YOUR TASK:
Return the whole listing exactly as it stands.

%%

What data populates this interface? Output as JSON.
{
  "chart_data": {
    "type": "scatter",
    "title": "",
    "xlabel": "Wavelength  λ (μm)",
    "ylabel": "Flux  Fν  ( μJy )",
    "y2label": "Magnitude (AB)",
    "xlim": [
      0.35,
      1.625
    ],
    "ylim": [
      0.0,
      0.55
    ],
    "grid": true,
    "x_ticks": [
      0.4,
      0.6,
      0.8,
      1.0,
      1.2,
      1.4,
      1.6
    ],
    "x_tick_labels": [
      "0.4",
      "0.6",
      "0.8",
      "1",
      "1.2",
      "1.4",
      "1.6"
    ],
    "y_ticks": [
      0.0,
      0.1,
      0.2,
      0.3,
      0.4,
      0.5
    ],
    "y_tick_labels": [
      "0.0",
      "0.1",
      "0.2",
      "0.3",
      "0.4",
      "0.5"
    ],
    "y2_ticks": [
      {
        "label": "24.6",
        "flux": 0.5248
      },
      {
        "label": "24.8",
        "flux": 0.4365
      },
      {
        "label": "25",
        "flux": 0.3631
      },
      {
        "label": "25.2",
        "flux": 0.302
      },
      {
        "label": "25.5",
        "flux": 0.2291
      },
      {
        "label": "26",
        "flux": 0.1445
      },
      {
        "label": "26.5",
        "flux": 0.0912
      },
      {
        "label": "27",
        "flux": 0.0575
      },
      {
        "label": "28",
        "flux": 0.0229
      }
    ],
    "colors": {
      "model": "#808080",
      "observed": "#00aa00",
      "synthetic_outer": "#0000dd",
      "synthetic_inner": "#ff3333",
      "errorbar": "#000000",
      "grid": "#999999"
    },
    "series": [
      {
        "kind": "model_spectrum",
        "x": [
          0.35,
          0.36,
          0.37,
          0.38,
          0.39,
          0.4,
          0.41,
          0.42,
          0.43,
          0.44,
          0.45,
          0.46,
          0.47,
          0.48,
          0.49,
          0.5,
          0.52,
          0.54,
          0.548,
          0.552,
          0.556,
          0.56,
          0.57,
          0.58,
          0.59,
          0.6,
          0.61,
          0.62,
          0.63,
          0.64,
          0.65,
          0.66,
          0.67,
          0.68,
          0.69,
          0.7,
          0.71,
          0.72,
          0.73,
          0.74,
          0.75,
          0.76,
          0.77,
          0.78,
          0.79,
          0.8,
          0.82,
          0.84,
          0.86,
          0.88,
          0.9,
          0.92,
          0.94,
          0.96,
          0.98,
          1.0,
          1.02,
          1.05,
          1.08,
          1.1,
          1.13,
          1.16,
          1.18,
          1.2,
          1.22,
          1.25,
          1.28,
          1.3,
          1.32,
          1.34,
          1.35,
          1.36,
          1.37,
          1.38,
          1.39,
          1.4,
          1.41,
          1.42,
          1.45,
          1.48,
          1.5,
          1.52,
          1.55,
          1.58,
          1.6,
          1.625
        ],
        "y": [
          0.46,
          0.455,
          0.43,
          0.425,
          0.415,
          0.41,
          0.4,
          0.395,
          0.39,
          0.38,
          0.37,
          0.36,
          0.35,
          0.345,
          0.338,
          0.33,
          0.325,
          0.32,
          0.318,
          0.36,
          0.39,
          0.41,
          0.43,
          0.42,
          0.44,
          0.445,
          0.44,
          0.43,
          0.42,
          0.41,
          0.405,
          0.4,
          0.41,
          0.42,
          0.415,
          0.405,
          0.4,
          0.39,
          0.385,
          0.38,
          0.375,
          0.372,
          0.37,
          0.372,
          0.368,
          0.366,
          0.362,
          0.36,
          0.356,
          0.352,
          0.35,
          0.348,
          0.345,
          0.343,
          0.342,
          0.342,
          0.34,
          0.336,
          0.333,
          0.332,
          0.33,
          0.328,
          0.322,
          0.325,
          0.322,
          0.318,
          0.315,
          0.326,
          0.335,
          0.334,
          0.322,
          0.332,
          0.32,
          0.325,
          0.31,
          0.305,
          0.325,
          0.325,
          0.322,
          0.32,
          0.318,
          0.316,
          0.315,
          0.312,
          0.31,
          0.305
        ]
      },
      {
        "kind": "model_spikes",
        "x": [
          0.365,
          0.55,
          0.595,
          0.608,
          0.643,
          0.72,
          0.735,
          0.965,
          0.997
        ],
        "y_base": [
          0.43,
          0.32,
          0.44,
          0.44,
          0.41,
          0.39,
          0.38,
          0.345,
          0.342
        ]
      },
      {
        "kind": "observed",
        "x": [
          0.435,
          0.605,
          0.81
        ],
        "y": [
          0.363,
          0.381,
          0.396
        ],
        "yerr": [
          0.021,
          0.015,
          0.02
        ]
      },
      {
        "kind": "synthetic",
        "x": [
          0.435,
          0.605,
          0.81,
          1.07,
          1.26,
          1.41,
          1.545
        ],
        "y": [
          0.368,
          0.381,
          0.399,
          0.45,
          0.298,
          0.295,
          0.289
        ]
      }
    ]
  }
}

%%

ANSWER TO THE EXERCISE:
What data populates this interface? Output as JSON.
{
  "chart_data": {
    "type": "scatter",
    "title": "",
    "xlabel": "Wavelength  λ (μm)",
    "ylabel": "Flux  Fν  ( μJy )",
    "y2label": "Magnitude (AB)",
    "xlim": [
      0.35,
      1.625
    ],
    "ylim": [
      0.0,
      0.55
    ],
    "grid": true,
    "x_ticks": [
      0.4,
      0.6,
      0.8,
      1.0,
      1.2,
      1.4,
      1.6
    ],
    "x_tick_labels": [
      "0.4",
      "0.6",
      "0.8",
      "1",
      "1.2",
      "1.4",
      "1.6"
    ],
    "y_ticks": [
      0.0,
      0.1,
      0.2,
      0.3,
      0.4,
      0.5
    ],
    "y_tick_labels": [
      "0.0",
      "0.1",
      "0.2",
      "0.3",
      "0.4",
      "0.5"
    ],
    "y2_ticks": [
      {
        "label": "24.6",
        "flux": 0.5248
      },
      {
        "label": "24.8",
        "flux": 0.4365
      },
      {
        "label": "25",
        "flux": 0.3631
      },
      {
        "label": "25.2",
        "flux": 0.302
      },
      {
        "label": "25.5",
        "flux": 0.2291
      },
      {
        "label": "26",
        "flux": 0.1445
      },
      {
        "label": "26.5",
        "flux": 0.0912
      },
      {
        "label": "27",
        "flux": 0.0575
      },
      {
        "label": "28",
        "flux": 0.0229
      }
    ],
    "colors": {
      "model": "#808080",
      "observed": "#00aa00",
      "synthetic_outer": "#0000dd",
      "synthetic_inner": "#ff3333",
      "errorbar": "#000000",
      "grid": "#999999"
    },
    "series": [
      {
        "kind": "model_spectrum",
        "x": [
          0.35,
          0.36,
          0.37,
          0.38,
          0.39,
          0.4,
          0.41,
          0.42,
          0.43,
          0.44,
          0.45,
          0.46,
          0.47,
          0.48,
          0.49,
          0.5,
          0.52,
          0.54,
          0.548,
          0.552,
          0.556,
          0.56,
          0.57,
          0.58,
          0.59,
          0.6,
          0.61,
          0.62,
          0.63,
          0.64,
          0.65,
          0.66,
          0.67,
          0.68,
          0.69,
          0.7,
          0.71,
          0.72,
          0.73,
          0.74,
          0.75,
          0.76,
          0.77,
          0.78,
          0.79,
          0.8,
          0.82,
          0.84,
          0.86,
          0.88,
          0.9,
          0.92,
          0.94,
          0.96,
          0.98,
          1.0,
          1.02,
          1.05,
          1.08,
          1.1,
          1.13,
          1.16,
          1.18,
          1.2,
          1.22,
          1.25,
          1.28,
          1.3,
          1.32,
          1.34,
          1.35,
          1.36,
          1.37,
          1.38,
          1.39,
          1.4,
          1.41,
          1.42,
          1.45,
          1.48,
          1.5,
          1.52,
          1.55,
          1.58,
          1.6,
          1.625
        ],
        "y": [
          0.46,
          0.455,
          0.43,
          0.425,
          0.415,
          0.41,
          0.4,
          0.395,
          0.39,
          0.38,
          0.37,
          0.36,
          0.35,
          0.345,
          0.338,
          0.33,
          0.325,
          0.32,
          0.318,
          0.36,
          0.39,
          0.41,
          0.43,
          0.42,
          0.44,
          0.445,
          0.44,
          0.43,
          0.42,
          0.41,
          0.405,
          0.4,
          0.41,
          0.42,
          0.415,
          0.405,
          0.4,
          0.39,
          0.385,
          0.38,
          0.375,
          0.372,
          0.37,
          0.372,
          0.368,
          0.366,
          0.362,
          0.36,
          0.356,
          0.352,
          0.35,
          0.348,
          0.345,
          0.343,
          0.342,
          0.342,
          0.34,
          0.336,
          0.333,
          0.332,
          0.33,
          0.328,
          0.322,
          0.325,
          0.322,
          0.318,
          0.315,
          0.326,
          0.335,
          0.334,
          0.322,
          0.332,
          0.32,
          0.325,
          0.31,
          0.305,
          0.325,
          0.325,
          0.322,
          0.32,
          0.318,
          0.316,
          0.315,
          0.312,
          0.31,
          0.305
        ]
      },
      {
        "kind": "model_spikes",
        "x": [
          0.365,
          0.55,
          0.595,
          0.608,
          0.643,
          0.72,
          0.735,
          0.965,
          0.997
        ],
        "y_base": [
          0.43,
          0.32,
          0.44,
          0.44,
          0.41,
          0.39,
          0.38,
          0.345,
          0.342
        ]
      },
      {
        "kind": "observed",
        "x": [
          0.435,
          0.605,
          0.81
        ],
        "y": [
          0.363,
          0.381,
          0.396
        ],
        "yerr": [
          0.021,
          0.015,
          0.02
        ]
      },
      {
        "kind": "synthetic",
        "x": [
          0.435,
          0.605,
          0.81,
          1.07,
          1.26,
          1.41,
          1.545
        ],
        "y": [
          0.368,
          0.381,
          0.399,
          0.45,
          0.298,
          0.295,
          0.289
        ]
      }
    ]
  }
}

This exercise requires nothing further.